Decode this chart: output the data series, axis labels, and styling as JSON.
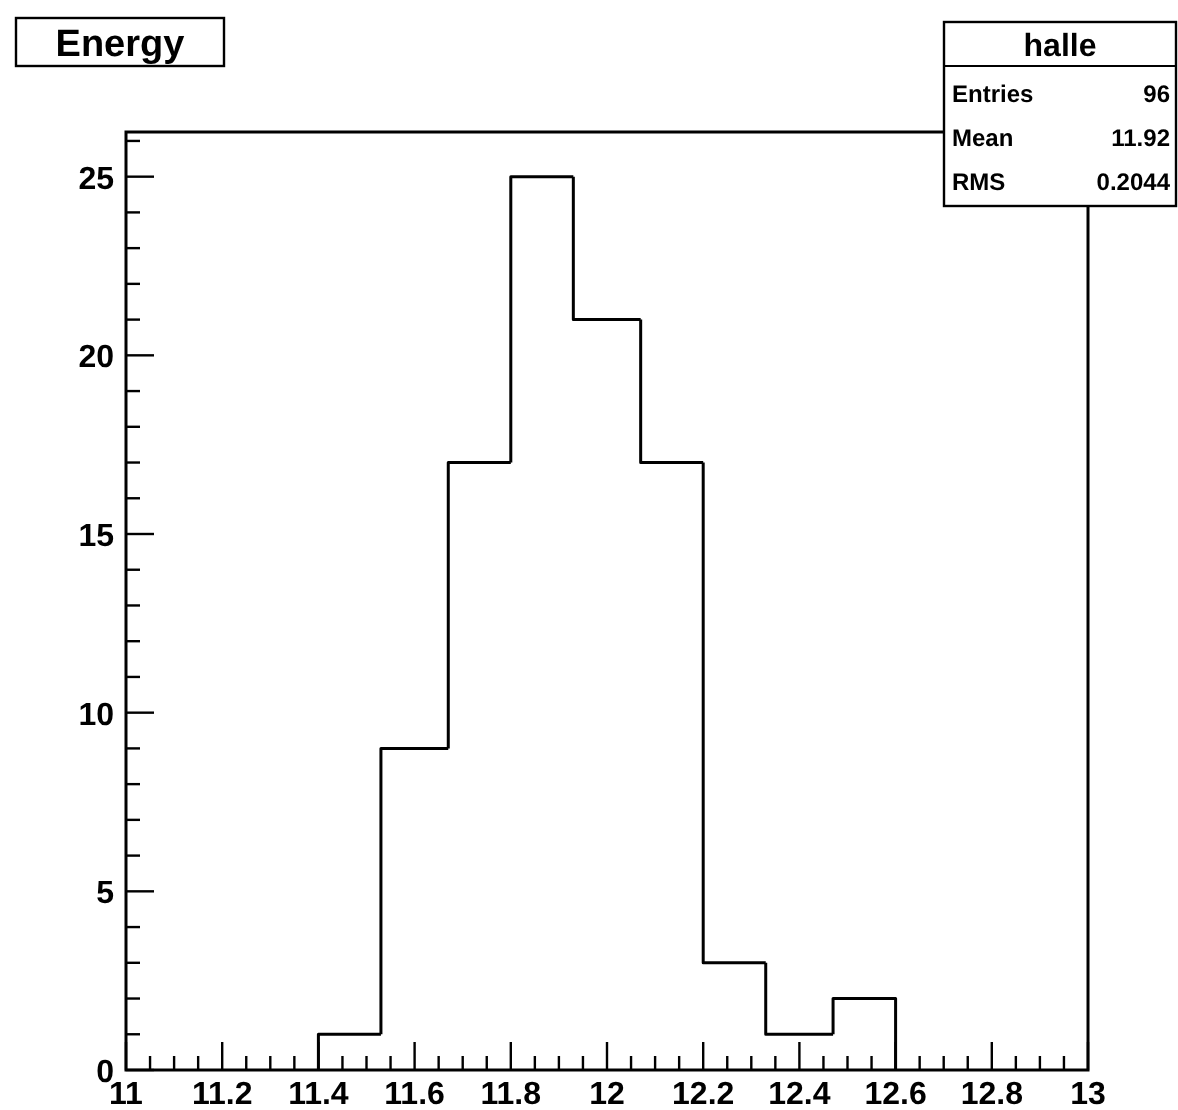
{
  "chart_data": {
    "type": "histogram",
    "title": "Energy",
    "color": "#000000",
    "bins": [
      11.4,
      11.53,
      11.67,
      11.8,
      11.93,
      12.07,
      12.2,
      12.33,
      12.47,
      12.6
    ],
    "values": [
      1,
      9,
      17,
      25,
      21,
      17,
      3,
      1,
      2
    ],
    "xlim": [
      11,
      13
    ],
    "ylim": [
      0,
      26.25
    ],
    "xticks": [
      11,
      {
        "value": 11.05,
        "label": null
      },
      {
        "value": 11.1,
        "label": null
      },
      {
        "value": 11.15,
        "label": null
      },
      11.2,
      {
        "value": 11.25,
        "label": null
      },
      {
        "value": 11.3,
        "label": null
      },
      {
        "value": 11.35,
        "label": null
      },
      11.4,
      {
        "value": 11.45,
        "label": null
      },
      {
        "value": 11.5,
        "label": null
      },
      {
        "value": 11.55,
        "label": null
      },
      11.6,
      {
        "value": 11.65,
        "label": null
      },
      {
        "value": 11.7,
        "label": null
      },
      {
        "value": 11.75,
        "label": null
      },
      11.8,
      {
        "value": 11.85,
        "label": null
      },
      {
        "value": 11.9,
        "label": null
      },
      {
        "value": 11.95,
        "label": null
      },
      12,
      {
        "value": 12.05,
        "label": null
      },
      {
        "value": 12.1,
        "label": null
      },
      {
        "value": 12.15,
        "label": null
      },
      12.2,
      {
        "value": 12.25,
        "label": null
      },
      {
        "value": 12.3,
        "label": null
      },
      {
        "value": 12.35,
        "label": null
      },
      12.4,
      {
        "value": 12.45,
        "label": null
      },
      {
        "value": 12.5,
        "label": null
      },
      {
        "value": 12.55,
        "label": null
      },
      12.6,
      {
        "value": 12.65,
        "label": null
      },
      {
        "value": 12.7,
        "label": null
      },
      {
        "value": 12.75,
        "label": null
      },
      12.8,
      {
        "value": 12.85,
        "label": null
      },
      {
        "value": 12.9,
        "label": null
      },
      {
        "value": 12.95,
        "label": null
      },
      13
    ],
    "yticks": [
      0,
      {
        "value": 1,
        "label": null
      },
      {
        "value": 2,
        "label": null
      },
      {
        "value": 3,
        "label": null
      },
      {
        "value": 4,
        "label": null
      },
      5,
      {
        "value": 6,
        "label": null
      },
      {
        "value": 7,
        "label": null
      },
      {
        "value": 8,
        "label": null
      },
      {
        "value": 9,
        "label": null
      },
      10,
      {
        "value": 11,
        "label": null
      },
      {
        "value": 12,
        "label": null
      },
      {
        "value": 13,
        "label": null
      },
      {
        "value": 14,
        "label": null
      },
      15,
      {
        "value": 16,
        "label": null
      },
      {
        "value": 17,
        "label": null
      },
      {
        "value": 18,
        "label": null
      },
      {
        "value": 19,
        "label": null
      },
      20,
      {
        "value": 21,
        "label": null
      },
      {
        "value": 22,
        "label": null
      },
      {
        "value": 23,
        "label": null
      },
      {
        "value": 24,
        "label": null
      },
      25,
      {
        "value": 26,
        "label": null
      }
    ],
    "annotations": [
      "halle",
      "Entries",
      "96",
      "Mean",
      "11.92",
      "RMS",
      "0.2044"
    ]
  }
}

_Exercise description_
Retype the data above exactly; pictures are not part of the copy.

_Written response_
Decode this chart: output the data series, axis labels, and styling as JSON.
{
  "chart_data": {
    "type": "histogram",
    "title": "Energy",
    "color": "#000000",
    "bins": [
      11.4,
      11.53,
      11.67,
      11.8,
      11.93,
      12.07,
      12.2,
      12.33,
      12.47,
      12.6
    ],
    "values": [
      1,
      9,
      17,
      25,
      21,
      17,
      3,
      1,
      2
    ],
    "xlim": [
      11,
      13
    ],
    "ylim": [
      0,
      26.25
    ],
    "xticks": [
      11,
      {
        "value": 11.05,
        "label": null
      },
      {
        "value": 11.1,
        "label": null
      },
      {
        "value": 11.15,
        "label": null
      },
      11.2,
      {
        "value": 11.25,
        "label": null
      },
      {
        "value": 11.3,
        "label": null
      },
      {
        "value": 11.35,
        "label": null
      },
      11.4,
      {
        "value": 11.45,
        "label": null
      },
      {
        "value": 11.5,
        "label": null
      },
      {
        "value": 11.55,
        "label": null
      },
      11.6,
      {
        "value": 11.65,
        "label": null
      },
      {
        "value": 11.7,
        "label": null
      },
      {
        "value": 11.75,
        "label": null
      },
      11.8,
      {
        "value": 11.85,
        "label": null
      },
      {
        "value": 11.9,
        "label": null
      },
      {
        "value": 11.95,
        "label": null
      },
      12,
      {
        "value": 12.05,
        "label": null
      },
      {
        "value": 12.1,
        "label": null
      },
      {
        "value": 12.15,
        "label": null
      },
      12.2,
      {
        "value": 12.25,
        "label": null
      },
      {
        "value": 12.3,
        "label": null
      },
      {
        "value": 12.35,
        "label": null
      },
      12.4,
      {
        "value": 12.45,
        "label": null
      },
      {
        "value": 12.5,
        "label": null
      },
      {
        "value": 12.55,
        "label": null
      },
      12.6,
      {
        "value": 12.65,
        "label": null
      },
      {
        "value": 12.7,
        "label": null
      },
      {
        "value": 12.75,
        "label": null
      },
      12.8,
      {
        "value": 12.85,
        "label": null
      },
      {
        "value": 12.9,
        "label": null
      },
      {
        "value": 12.95,
        "label": null
      },
      13
    ],
    "yticks": [
      0,
      {
        "value": 1,
        "label": null
      },
      {
        "value": 2,
        "label": null
      },
      {
        "value": 3,
        "label": null
      },
      {
        "value": 4,
        "label": null
      },
      5,
      {
        "value": 6,
        "label": null
      },
      {
        "value": 7,
        "label": null
      },
      {
        "value": 8,
        "label": null
      },
      {
        "value": 9,
        "label": null
      },
      10,
      {
        "value": 11,
        "label": null
      },
      {
        "value": 12,
        "label": null
      },
      {
        "value": 13,
        "label": null
      },
      {
        "value": 14,
        "label": null
      },
      15,
      {
        "value": 16,
        "label": null
      },
      {
        "value": 17,
        "label": null
      },
      {
        "value": 18,
        "label": null
      },
      {
        "value": 19,
        "label": null
      },
      20,
      {
        "value": 21,
        "label": null
      },
      {
        "value": 22,
        "label": null
      },
      {
        "value": 23,
        "label": null
      },
      {
        "value": 24,
        "label": null
      },
      25,
      {
        "value": 26,
        "label": null
      }
    ],
    "annotations": [
      "halle",
      "Entries",
      "96",
      "Mean",
      "11.92",
      "RMS",
      "0.2044"
    ]
  }
}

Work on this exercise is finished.